Work out how many lines hold "специалистов". Give the number and nothing else.

* start GIVEN ENTRIES *

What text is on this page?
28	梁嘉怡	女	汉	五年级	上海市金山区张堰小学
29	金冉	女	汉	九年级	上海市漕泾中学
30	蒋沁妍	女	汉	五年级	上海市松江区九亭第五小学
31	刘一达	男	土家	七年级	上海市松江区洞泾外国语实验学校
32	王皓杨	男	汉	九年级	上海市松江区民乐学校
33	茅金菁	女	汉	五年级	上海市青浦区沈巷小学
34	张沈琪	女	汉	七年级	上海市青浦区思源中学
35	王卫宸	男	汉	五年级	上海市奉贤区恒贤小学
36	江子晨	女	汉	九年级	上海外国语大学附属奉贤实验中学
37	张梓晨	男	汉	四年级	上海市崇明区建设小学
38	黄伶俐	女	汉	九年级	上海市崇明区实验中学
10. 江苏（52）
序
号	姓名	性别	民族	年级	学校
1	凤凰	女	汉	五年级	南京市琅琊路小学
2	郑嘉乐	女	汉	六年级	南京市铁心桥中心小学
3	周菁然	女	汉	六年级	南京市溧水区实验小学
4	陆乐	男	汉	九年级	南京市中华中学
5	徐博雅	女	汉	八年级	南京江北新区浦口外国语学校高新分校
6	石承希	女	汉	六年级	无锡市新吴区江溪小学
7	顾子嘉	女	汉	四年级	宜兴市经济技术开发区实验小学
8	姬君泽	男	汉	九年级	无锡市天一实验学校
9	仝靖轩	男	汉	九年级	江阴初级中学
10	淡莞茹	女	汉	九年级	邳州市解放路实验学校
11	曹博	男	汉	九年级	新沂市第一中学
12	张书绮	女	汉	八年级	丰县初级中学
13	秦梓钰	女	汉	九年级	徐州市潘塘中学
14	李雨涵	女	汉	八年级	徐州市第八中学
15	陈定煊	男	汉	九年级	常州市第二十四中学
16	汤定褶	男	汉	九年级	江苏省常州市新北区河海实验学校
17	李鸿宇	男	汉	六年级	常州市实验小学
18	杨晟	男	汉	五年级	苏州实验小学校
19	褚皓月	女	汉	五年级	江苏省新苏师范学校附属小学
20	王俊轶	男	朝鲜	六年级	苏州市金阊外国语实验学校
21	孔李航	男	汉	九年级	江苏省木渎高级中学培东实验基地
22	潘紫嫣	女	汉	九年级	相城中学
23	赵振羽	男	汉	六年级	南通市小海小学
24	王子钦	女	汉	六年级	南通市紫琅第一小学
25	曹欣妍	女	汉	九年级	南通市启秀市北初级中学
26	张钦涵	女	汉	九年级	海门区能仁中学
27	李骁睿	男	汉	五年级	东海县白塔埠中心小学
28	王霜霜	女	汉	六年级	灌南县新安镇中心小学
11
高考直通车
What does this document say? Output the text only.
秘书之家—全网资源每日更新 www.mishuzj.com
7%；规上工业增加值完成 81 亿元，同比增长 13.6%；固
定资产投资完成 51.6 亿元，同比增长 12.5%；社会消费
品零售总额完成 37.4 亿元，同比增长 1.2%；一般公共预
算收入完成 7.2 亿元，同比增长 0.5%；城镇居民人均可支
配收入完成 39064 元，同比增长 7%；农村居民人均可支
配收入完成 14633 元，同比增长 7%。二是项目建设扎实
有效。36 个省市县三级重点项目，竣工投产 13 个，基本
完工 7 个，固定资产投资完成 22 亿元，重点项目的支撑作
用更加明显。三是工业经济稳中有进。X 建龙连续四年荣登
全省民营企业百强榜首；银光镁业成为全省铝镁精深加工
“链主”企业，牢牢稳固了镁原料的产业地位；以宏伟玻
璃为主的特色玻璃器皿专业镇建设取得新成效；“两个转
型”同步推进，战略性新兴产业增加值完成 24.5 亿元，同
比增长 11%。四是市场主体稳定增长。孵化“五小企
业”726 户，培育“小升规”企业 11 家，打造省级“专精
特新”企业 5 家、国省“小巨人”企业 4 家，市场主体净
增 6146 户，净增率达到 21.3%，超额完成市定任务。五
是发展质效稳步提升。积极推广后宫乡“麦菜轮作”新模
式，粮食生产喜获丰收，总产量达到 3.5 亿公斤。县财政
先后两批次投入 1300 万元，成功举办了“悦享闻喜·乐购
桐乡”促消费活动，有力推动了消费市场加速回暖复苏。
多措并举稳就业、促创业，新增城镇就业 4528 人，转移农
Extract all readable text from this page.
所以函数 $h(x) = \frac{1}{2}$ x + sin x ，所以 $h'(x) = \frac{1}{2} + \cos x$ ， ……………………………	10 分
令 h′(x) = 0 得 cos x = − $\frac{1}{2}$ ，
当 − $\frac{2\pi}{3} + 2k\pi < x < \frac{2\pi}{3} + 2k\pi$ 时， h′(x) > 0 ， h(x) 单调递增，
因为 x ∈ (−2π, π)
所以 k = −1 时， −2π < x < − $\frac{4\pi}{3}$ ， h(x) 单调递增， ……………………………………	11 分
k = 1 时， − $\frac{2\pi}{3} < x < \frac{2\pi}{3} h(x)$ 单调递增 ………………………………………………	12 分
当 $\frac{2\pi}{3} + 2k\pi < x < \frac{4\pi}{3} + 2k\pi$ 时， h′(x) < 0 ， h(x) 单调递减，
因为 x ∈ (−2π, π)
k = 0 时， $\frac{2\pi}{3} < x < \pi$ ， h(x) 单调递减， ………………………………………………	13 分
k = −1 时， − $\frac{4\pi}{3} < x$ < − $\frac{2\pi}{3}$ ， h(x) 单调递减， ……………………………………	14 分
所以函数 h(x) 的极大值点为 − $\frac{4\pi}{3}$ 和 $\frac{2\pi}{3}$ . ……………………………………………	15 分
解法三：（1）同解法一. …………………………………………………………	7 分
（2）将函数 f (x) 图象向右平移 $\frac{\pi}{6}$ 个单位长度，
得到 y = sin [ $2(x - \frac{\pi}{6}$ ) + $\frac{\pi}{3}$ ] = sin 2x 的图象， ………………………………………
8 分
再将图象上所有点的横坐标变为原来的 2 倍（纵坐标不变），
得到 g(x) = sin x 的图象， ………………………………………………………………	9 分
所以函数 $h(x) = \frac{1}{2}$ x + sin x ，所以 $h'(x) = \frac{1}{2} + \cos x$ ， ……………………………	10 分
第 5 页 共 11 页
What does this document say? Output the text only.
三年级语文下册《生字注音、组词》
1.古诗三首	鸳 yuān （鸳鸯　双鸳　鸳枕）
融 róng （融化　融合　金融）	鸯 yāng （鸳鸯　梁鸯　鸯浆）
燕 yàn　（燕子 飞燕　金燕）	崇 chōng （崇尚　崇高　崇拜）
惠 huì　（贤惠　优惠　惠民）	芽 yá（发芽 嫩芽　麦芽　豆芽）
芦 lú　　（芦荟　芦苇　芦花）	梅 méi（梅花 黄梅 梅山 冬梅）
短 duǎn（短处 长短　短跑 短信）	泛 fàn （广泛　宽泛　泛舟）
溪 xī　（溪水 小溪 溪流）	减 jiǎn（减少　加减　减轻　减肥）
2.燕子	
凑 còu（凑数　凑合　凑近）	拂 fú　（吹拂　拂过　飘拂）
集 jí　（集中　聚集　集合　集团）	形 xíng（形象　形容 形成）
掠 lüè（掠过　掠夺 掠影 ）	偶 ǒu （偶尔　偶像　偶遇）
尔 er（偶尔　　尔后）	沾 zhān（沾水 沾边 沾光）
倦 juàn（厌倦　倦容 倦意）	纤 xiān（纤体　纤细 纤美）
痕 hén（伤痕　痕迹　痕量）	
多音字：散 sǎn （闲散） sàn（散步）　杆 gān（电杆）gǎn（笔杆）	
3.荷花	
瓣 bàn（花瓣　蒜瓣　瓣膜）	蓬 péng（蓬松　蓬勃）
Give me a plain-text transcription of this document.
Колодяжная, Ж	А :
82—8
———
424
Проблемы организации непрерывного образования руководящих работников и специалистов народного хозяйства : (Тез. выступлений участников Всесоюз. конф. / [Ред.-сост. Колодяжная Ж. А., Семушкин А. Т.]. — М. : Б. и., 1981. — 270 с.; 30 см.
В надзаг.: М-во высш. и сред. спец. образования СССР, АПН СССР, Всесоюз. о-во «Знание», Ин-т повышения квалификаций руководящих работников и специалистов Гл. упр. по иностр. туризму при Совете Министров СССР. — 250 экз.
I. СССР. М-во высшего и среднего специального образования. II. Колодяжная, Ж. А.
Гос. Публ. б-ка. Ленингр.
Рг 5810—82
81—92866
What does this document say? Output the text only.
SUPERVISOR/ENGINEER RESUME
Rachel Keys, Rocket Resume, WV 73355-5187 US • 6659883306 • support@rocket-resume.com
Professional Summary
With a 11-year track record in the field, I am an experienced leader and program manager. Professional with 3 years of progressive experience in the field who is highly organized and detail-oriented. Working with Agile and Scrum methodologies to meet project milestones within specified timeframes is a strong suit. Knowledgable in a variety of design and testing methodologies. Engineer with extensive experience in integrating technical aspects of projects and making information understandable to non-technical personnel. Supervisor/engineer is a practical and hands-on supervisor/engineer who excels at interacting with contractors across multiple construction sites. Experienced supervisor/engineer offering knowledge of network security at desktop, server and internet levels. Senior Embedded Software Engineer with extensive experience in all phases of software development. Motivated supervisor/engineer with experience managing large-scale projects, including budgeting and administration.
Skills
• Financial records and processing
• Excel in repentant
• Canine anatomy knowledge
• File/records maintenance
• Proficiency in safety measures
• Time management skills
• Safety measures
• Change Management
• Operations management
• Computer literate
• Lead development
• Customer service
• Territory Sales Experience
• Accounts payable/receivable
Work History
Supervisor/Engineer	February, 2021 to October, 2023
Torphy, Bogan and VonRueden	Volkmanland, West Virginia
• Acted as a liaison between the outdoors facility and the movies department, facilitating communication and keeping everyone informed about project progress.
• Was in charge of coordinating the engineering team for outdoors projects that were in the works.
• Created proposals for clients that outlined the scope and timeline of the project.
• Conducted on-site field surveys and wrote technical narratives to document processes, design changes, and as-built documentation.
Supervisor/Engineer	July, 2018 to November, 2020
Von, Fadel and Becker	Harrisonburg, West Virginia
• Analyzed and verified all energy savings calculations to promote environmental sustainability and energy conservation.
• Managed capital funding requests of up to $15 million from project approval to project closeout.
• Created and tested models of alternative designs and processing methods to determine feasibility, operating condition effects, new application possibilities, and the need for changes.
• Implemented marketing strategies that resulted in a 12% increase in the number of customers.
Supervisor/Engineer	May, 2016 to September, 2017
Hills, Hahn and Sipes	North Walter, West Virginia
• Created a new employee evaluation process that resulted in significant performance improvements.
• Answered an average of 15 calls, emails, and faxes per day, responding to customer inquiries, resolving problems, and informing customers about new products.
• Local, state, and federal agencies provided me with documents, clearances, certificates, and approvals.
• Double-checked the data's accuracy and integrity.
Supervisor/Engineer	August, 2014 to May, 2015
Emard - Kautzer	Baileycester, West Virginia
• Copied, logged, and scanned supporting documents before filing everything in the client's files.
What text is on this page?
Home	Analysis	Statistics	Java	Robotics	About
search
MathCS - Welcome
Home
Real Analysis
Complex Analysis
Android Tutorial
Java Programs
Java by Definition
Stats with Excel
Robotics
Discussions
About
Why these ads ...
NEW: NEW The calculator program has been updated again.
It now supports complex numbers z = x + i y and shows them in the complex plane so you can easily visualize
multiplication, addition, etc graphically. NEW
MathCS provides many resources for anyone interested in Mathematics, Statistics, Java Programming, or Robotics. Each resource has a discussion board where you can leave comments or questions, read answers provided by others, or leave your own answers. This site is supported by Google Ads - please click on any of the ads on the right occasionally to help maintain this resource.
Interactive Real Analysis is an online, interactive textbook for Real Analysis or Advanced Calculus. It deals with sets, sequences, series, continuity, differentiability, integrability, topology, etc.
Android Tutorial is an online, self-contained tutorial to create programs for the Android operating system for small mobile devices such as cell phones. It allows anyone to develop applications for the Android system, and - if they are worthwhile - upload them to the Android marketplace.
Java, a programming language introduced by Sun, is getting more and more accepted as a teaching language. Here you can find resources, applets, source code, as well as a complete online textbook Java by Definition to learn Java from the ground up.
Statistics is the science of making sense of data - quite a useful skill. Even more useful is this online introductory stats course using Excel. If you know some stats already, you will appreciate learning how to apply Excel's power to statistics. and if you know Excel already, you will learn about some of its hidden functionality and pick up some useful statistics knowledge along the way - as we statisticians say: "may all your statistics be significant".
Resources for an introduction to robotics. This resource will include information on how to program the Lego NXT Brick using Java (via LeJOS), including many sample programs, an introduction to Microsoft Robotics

* end GIVEN ENTRIES *

▶ [SOLUTION TO THE EXERCISE] 2